[STATED EXERCISE]: Report only the number of lines that hold the word "this".

═════ GIVEN RECORDS

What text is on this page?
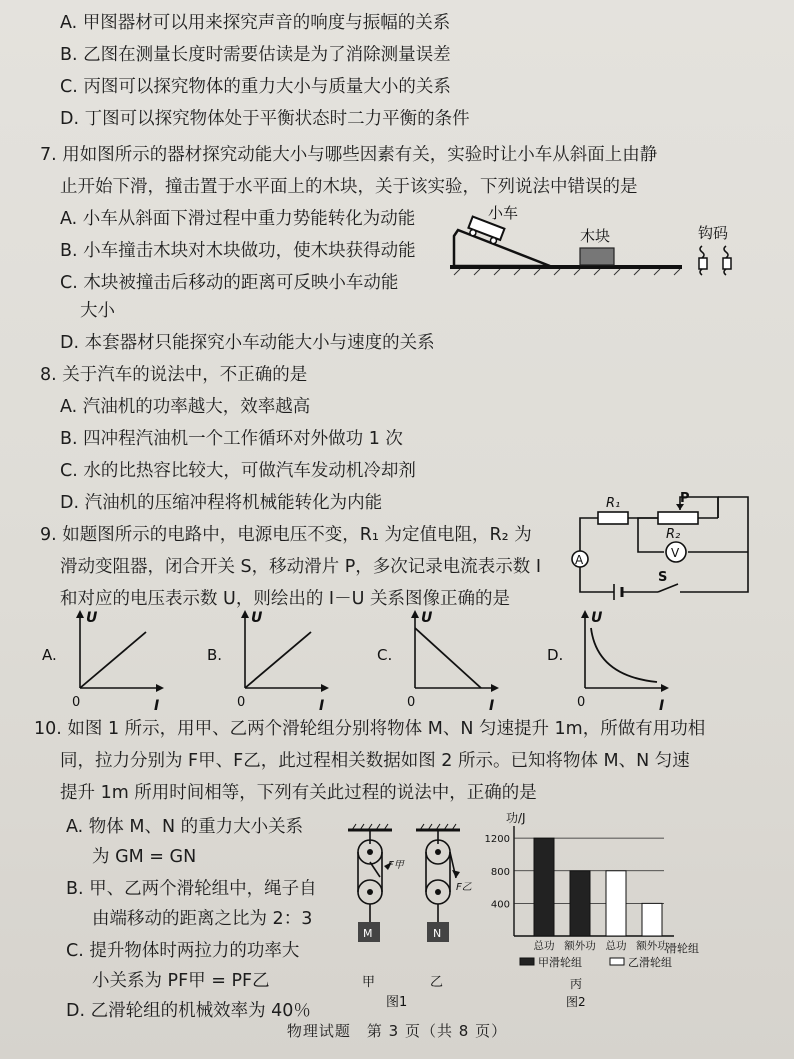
A. 甲图器材可以用来探究声音的响度与振幅的关系
B. 乙图在测量长度时需要估读是为了消除测量误差
C. 丙图可以探究物体的重力大小与质量大小的关系
D. 丁图可以探究物体处于平衡状态时二力平衡的条件
7. 用如图所示的器材探究动能大小与哪些因素有关，实验时让小车从斜面上由静
止开始下滑，撞击置于水平面上的木块，关于该实验，下列说法中错误的是
A. 小车从斜面下滑过程中重力势能转化为动能
B. 小车撞击木块对木块做功，使木块获得动能
C. 木块被撞击后移动的距离可反映小车动能
大小
D. 本套器材只能探究小车动能大小与速度的关系
小车
木块	钩码
8. 关于汽车的说法中，不正确的是
A. 汽油机的功率越大，效率越高
B. 四冲程汽油机一个工作循环对外做功 1 次
C. 水的比热容比较大，可做汽车发动机冷却剂
D. 汽油机的压缩冲程将机械能转化为内能
9. 如题图所示的电路中，电源电压不变，R₁ 为定值电阻，R₂ 为
滑动变阻器，闭合开关 S，移动滑片 P，多次记录电流表示数 I
和对应的电压表示数 U，则绘出的 I－U 关系图像正确的是
A	V
R₁
R₂
P
S
A.
U
I
0
B.
U
I
0
C.
U
I
0
D.
U
I
0
10. 如图 1 所示，用甲、乙两个滑轮组分别将物体 M、N 匀速提升 1m，所做有用功相
同，拉力分别为 F甲、F乙，此过程相关数据如图 2 所示。已知将物体 M、N 匀速
提升 1m 所用时间相等，下列有关此过程的说法中，正确的是
A. 物体 M、N 的重力大小关系
为 GM = GN
B. 甲、乙两个滑轮组中，绳子自
由端移动的距离之比为 2：3
C. 提升物体时两拉力的功率大
小关系为 PF甲 = PF乙
D. 乙滑轮组的机械效率为 40％
F甲
F乙
M	N
甲	乙
图1
功/J
滑轮组
丙
图2
400
800
1200
总功 额外功 总功 额外功
甲滑轮组	乙滑轮组
物理试题　第 3 页（共 8 页）
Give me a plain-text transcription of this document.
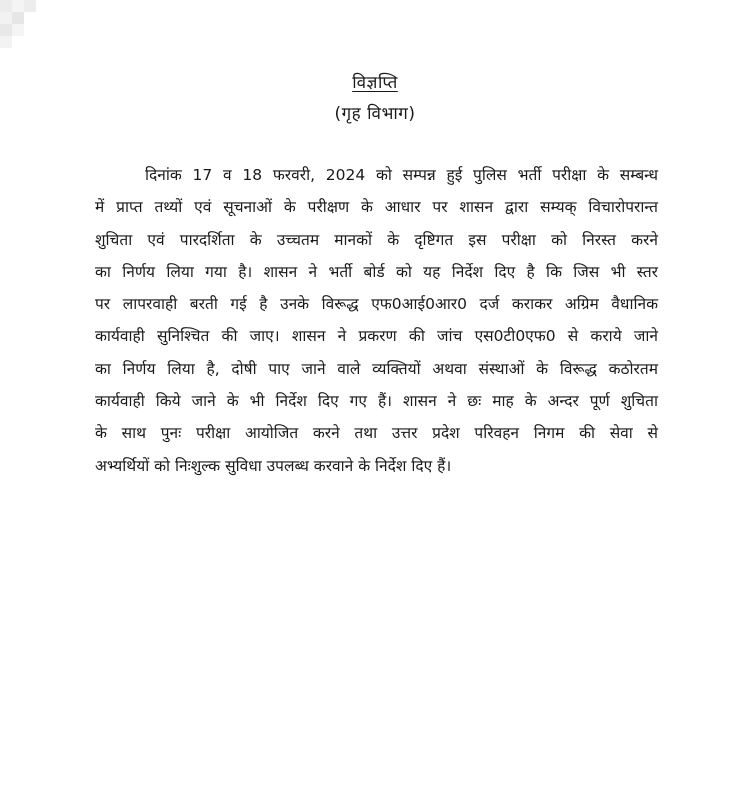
विज्ञप्ति
(गृह विभाग)
दिनांक 17 व 18 फरवरी, 2024 को सम्पन्न हुई पुलिस भर्ती परीक्षा के सम्बन्ध
में प्राप्त तथ्यों एवं सूचनाओं के परीक्षण के आधार पर शासन द्वारा सम्यक् विचारोपरान्त
शुचिता एवं पारदर्शिता के उच्चतम मानकों के दृष्टिगत इस परीक्षा को निरस्त करने
का निर्णय लिया गया है। शासन ने भर्ती बोर्ड को यह निर्देश दिए है कि जिस भी स्तर
पर लापरवाही बरती गई है उनके विरूद्ध एफ0आई0आर0 दर्ज कराकर अग्रिम वैधानिक
कार्यवाही सुनिश्चित की जाए। शासन ने प्रकरण की जांच एस0टी0एफ0 से कराये जाने
का निर्णय लिया है, दोषी पाए जाने वाले व्यक्तियों अथवा संस्थाओं के विरूद्ध कठोरतम
कार्यवाही किये जाने के भी निर्देश दिए गए हैं। शासन ने छः माह के अन्दर पूर्ण शुचिता
के साथ पुनः परीक्षा आयोजित करने तथा उत्तर प्रदेश परिवहन निगम की सेवा से
अभ्यर्थियों को निःशुल्क सुविधा उपलब्ध करवाने के निर्देश दिए हैं।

══════════

[TASK RESPONSE]: 2